What to do:
Reproduce the material exactly, omitting nothing.

=== Data in this exercise ===

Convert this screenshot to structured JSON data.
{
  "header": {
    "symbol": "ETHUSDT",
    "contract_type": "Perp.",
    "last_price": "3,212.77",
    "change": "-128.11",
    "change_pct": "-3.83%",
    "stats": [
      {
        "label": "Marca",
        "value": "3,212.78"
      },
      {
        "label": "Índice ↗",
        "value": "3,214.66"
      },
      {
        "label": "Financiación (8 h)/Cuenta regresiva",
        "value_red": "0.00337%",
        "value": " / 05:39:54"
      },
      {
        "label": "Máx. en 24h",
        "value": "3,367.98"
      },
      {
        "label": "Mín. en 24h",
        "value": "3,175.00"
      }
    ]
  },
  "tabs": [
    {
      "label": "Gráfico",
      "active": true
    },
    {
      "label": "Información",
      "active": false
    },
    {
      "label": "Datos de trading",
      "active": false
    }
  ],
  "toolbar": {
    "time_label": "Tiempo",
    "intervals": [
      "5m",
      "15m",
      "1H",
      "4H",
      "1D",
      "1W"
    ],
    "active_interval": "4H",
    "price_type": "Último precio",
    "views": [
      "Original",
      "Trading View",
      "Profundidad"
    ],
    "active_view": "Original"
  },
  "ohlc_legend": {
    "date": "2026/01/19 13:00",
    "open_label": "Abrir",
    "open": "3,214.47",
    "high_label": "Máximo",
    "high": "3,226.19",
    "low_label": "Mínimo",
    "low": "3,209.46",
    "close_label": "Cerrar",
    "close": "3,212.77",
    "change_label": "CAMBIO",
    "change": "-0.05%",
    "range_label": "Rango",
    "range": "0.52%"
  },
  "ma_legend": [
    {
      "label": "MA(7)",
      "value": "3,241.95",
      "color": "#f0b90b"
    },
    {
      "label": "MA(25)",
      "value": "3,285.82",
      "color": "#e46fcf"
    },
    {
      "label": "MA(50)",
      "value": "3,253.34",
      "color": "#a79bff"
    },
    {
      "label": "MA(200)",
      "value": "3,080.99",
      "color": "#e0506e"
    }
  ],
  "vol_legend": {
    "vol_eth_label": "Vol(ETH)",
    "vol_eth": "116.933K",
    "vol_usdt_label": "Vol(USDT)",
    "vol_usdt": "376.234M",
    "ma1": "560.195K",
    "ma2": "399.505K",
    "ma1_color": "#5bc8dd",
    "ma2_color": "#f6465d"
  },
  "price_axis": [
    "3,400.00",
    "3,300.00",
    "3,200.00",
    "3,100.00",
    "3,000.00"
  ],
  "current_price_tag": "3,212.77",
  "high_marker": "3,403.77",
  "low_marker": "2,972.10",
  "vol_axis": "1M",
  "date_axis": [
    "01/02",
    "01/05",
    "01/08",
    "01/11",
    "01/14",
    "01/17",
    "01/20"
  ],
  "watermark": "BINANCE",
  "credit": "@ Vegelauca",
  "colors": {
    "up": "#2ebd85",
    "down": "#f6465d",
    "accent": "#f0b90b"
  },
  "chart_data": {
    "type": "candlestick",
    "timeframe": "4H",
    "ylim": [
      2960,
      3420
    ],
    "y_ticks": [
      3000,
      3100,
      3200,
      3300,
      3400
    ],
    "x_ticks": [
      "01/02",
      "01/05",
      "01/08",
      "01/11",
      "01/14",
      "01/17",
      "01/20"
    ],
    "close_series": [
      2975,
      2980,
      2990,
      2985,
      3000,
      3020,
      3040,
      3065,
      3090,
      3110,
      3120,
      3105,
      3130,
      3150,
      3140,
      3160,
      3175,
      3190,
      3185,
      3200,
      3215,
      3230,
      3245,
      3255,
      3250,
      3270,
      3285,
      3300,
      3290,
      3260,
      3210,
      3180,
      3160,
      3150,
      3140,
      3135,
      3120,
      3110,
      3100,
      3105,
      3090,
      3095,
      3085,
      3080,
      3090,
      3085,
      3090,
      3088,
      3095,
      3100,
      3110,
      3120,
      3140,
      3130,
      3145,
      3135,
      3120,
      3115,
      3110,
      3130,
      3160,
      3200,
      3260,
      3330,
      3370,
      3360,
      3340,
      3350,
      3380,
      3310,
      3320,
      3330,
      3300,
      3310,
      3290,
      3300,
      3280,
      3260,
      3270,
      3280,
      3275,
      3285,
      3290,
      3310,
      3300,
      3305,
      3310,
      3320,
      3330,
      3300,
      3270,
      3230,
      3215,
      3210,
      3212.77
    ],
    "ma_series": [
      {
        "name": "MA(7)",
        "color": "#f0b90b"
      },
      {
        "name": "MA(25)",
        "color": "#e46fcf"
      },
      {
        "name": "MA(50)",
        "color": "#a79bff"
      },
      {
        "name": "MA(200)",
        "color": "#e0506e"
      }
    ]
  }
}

===

Solution for this problem:
Convert this screenshot to structured JSON data.
{
  "header": {
    "symbol": "ETHUSDT",
    "contract_type": "Perp.",
    "last_price": "3,212.77",
    "change": "-128.11",
    "change_pct": "-3.83%",
    "stats": [
      {
        "label": "Marca",
        "value": "3,212.78"
      },
      {
        "label": "Índice ↗",
        "value": "3,214.66"
      },
      {
        "label": "Financiación (8 h)/Cuenta regresiva",
        "value_red": "0.00337%",
        "value": " / 05:39:54"
      },
      {
        "label": "Máx. en 24h",
        "value": "3,367.98"
      },
      {
        "label": "Mín. en 24h",
        "value": "3,175.00"
      }
    ]
  },
  "tabs": [
    {
      "label": "Gráfico",
      "active": true
    },
    {
      "label": "Información",
      "active": false
    },
    {
      "label": "Datos de trading",
      "active": false
    }
  ],
  "toolbar": {
    "time_label": "Tiempo",
    "intervals": [
      "5m",
      "15m",
      "1H",
      "4H",
      "1D",
      "1W"
    ],
    "active_interval": "4H",
    "price_type": "Último precio",
    "views": [
      "Original",
      "Trading View",
      "Profundidad"
    ],
    "active_view": "Original"
  },
  "ohlc_legend": {
    "date": "2026/01/19 13:00",
    "open_label": "Abrir",
    "open": "3,214.47",
    "high_label": "Máximo",
    "high": "3,226.19",
    "low_label": "Mínimo",
    "low": "3,209.46",
    "close_label": "Cerrar",
    "close": "3,212.77",
    "change_label": "CAMBIO",
    "change": "-0.05%",
    "range_label": "Rango",
    "range": "0.52%"
  },
  "ma_legend": [
    {
      "label": "MA(7)",
      "value": "3,241.95",
      "color": "#f0b90b"
    },
    {
      "label": "MA(25)",
      "value": "3,285.82",
      "color": "#e46fcf"
    },
    {
      "label": "MA(50)",
      "value": "3,253.34",
      "color": "#a79bff"
    },
    {
      "label": "MA(200)",
      "value": "3,080.99",
      "color": "#e0506e"
    }
  ],
  "vol_legend": {
    "vol_eth_label": "Vol(ETH)",
    "vol_eth": "116.933K",
    "vol_usdt_label": "Vol(USDT)",
    "vol_usdt": "376.234M",
    "ma1": "560.195K",
    "ma2": "399.505K",
    "ma1_color": "#5bc8dd",
    "ma2_color": "#f6465d"
  },
  "price_axis": [
    "3,400.00",
    "3,300.00",
    "3,200.00",
    "3,100.00",
    "3,000.00"
  ],
  "current_price_tag": "3,212.77",
  "high_marker": "3,403.77",
  "low_marker": "2,972.10",
  "vol_axis": "1M",
  "date_axis": [
    "01/02",
    "01/05",
    "01/08",
    "01/11",
    "01/14",
    "01/17",
    "01/20"
  ],
  "watermark": "BINANCE",
  "credit": "@ Vegelauca",
  "colors": {
    "up": "#2ebd85",
    "down": "#f6465d",
    "accent": "#f0b90b"
  },
  "chart_data": {
    "type": "candlestick",
    "timeframe": "4H",
    "ylim": [
      2960,
      3420
    ],
    "y_ticks": [
      3000,
      3100,
      3200,
      3300,
      3400
    ],
    "x_ticks": [
      "01/02",
      "01/05",
      "01/08",
      "01/11",
      "01/14",
      "01/17",
      "01/20"
    ],
    "close_series": [
      2975,
      2980,
      2990,
      2985,
      3000,
      3020,
      3040,
      3065,
      3090,
      3110,
      3120,
      3105,
      3130,
      3150,
      3140,
      3160,
      3175,
      3190,
      3185,
      3200,
      3215,
      3230,
      3245,
      3255,
      3250,
      3270,
      3285,
      3300,
      3290,
      3260,
      3210,
      3180,
      3160,
      3150,
      3140,
      3135,
      3120,
      3110,
      3100,
      3105,
      3090,
      3095,
      3085,
      3080,
      3090,
      3085,
      3090,
      3088,
      3095,
      3100,
      3110,
      3120,
      3140,
      3130,
      3145,
      3135,
      3120,
      3115,
      3110,
      3130,
      3160,
      3200,
      3260,
      3330,
      3370,
      3360,
      3340,
      3350,
      3380,
      3310,
      3320,
      3330,
      3300,
      3310,
      3290,
      3300,
      3280,
      3260,
      3270,
      3280,
      3275,
      3285,
      3290,
      3310,
      3300,
      3305,
      3310,
      3320,
      3330,
      3300,
      3270,
      3230,
      3215,
      3210,
      3212.77
    ],
    "ma_series": [
      {
        "name": "MA(7)",
        "color": "#f0b90b"
      },
      {
        "name": "MA(25)",
        "color": "#e46fcf"
      },
      {
        "name": "MA(50)",
        "color": "#a79bff"
      },
      {
        "name": "MA(200)",
        "color": "#e0506e"
      }
    ]
  }
}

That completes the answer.